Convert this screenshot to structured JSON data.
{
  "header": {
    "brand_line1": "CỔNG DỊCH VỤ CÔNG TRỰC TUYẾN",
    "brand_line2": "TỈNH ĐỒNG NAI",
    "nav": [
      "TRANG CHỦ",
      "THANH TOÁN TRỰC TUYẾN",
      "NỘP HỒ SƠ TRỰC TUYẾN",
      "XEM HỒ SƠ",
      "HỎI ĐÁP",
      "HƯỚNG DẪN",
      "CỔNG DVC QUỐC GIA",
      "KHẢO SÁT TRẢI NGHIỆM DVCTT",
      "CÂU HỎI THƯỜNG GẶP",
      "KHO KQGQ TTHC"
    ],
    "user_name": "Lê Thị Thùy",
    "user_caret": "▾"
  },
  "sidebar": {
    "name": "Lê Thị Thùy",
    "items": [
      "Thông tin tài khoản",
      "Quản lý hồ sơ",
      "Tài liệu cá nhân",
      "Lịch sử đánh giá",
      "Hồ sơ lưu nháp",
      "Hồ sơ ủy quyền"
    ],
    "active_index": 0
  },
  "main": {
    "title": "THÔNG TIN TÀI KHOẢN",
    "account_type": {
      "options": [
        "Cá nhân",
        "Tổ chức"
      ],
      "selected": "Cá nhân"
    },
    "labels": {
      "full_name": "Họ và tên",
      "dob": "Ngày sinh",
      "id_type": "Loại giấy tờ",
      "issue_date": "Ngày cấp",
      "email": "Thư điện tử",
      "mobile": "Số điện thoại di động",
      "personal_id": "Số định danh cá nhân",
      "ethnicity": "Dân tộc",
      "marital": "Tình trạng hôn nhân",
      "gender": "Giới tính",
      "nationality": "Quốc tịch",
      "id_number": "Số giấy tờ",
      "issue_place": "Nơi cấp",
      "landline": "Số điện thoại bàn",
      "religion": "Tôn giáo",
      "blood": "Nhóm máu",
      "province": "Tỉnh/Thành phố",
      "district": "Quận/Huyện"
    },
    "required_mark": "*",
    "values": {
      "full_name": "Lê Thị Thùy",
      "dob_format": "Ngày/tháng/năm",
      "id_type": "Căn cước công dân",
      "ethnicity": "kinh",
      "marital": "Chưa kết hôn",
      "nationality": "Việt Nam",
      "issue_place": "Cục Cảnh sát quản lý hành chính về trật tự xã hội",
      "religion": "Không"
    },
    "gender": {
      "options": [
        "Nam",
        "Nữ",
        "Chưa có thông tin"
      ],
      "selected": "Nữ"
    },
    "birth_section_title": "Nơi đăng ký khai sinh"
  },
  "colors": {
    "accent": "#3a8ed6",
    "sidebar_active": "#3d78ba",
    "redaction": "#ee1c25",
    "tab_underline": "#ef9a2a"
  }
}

● ● ●

### WHAT IS NEEDED
Every entry above should be retyped exactly as shown.

### WORKED SOLUTION
Convert this screenshot to structured JSON data.
{
  "header": {
    "brand_line1": "CỔNG DỊCH VỤ CÔNG TRỰC TUYẾN",
    "brand_line2": "TỈNH ĐỒNG NAI",
    "nav": [
      "TRANG CHỦ",
      "THANH TOÁN TRỰC TUYẾN",
      "NỘP HỒ SƠ TRỰC TUYẾN",
      "XEM HỒ SƠ",
      "HỎI ĐÁP",
      "HƯỚNG DẪN",
      "CỔNG DVC QUỐC GIA",
      "KHẢO SÁT TRẢI NGHIỆM DVCTT",
      "CÂU HỎI THƯỜNG GẶP",
      "KHO KQGQ TTHC"
    ],
    "user_name": "Lê Thị Thùy",
    "user_caret": "▾"
  },
  "sidebar": {
    "name": "Lê Thị Thùy",
    "items": [
      "Thông tin tài khoản",
      "Quản lý hồ sơ",
      "Tài liệu cá nhân",
      "Lịch sử đánh giá",
      "Hồ sơ lưu nháp",
      "Hồ sơ ủy quyền"
    ],
    "active_index": 0
  },
  "main": {
    "title": "THÔNG TIN TÀI KHOẢN",
    "account_type": {
      "options": [
        "Cá nhân",
        "Tổ chức"
      ],
      "selected": "Cá nhân"
    },
    "labels": {
      "full_name": "Họ và tên",
      "dob": "Ngày sinh",
      "id_type": "Loại giấy tờ",
      "issue_date": "Ngày cấp",
      "email": "Thư điện tử",
      "mobile": "Số điện thoại di động",
      "personal_id": "Số định danh cá nhân",
      "ethnicity": "Dân tộc",
      "marital": "Tình trạng hôn nhân",
      "gender": "Giới tính",
      "nationality": "Quốc tịch",
      "id_number": "Số giấy tờ",
      "issue_place": "Nơi cấp",
      "landline": "Số điện thoại bàn",
      "religion": "Tôn giáo",
      "blood": "Nhóm máu",
      "province": "Tỉnh/Thành phố",
      "district": "Quận/Huyện"
    },
    "required_mark": "*",
    "values": {
      "full_name": "Lê Thị Thùy",
      "dob_format": "Ngày/tháng/năm",
      "id_type": "Căn cước công dân",
      "ethnicity": "kinh",
      "marital": "Chưa kết hôn",
      "nationality": "Việt Nam",
      "issue_place": "Cục Cảnh sát quản lý hành chính về trật tự xã hội",
      "religion": "Không"
    },
    "gender": {
      "options": [
        "Nam",
        "Nữ",
        "Chưa có thông tin"
      ],
      "selected": "Nữ"
    },
    "birth_section_title": "Nơi đăng ký khai sinh"
  },
  "colors": {
    "accent": "#3a8ed6",
    "sidebar_active": "#3d78ba",
    "redaction": "#ee1c25",
    "tab_underline": "#ef9a2a"
  }
}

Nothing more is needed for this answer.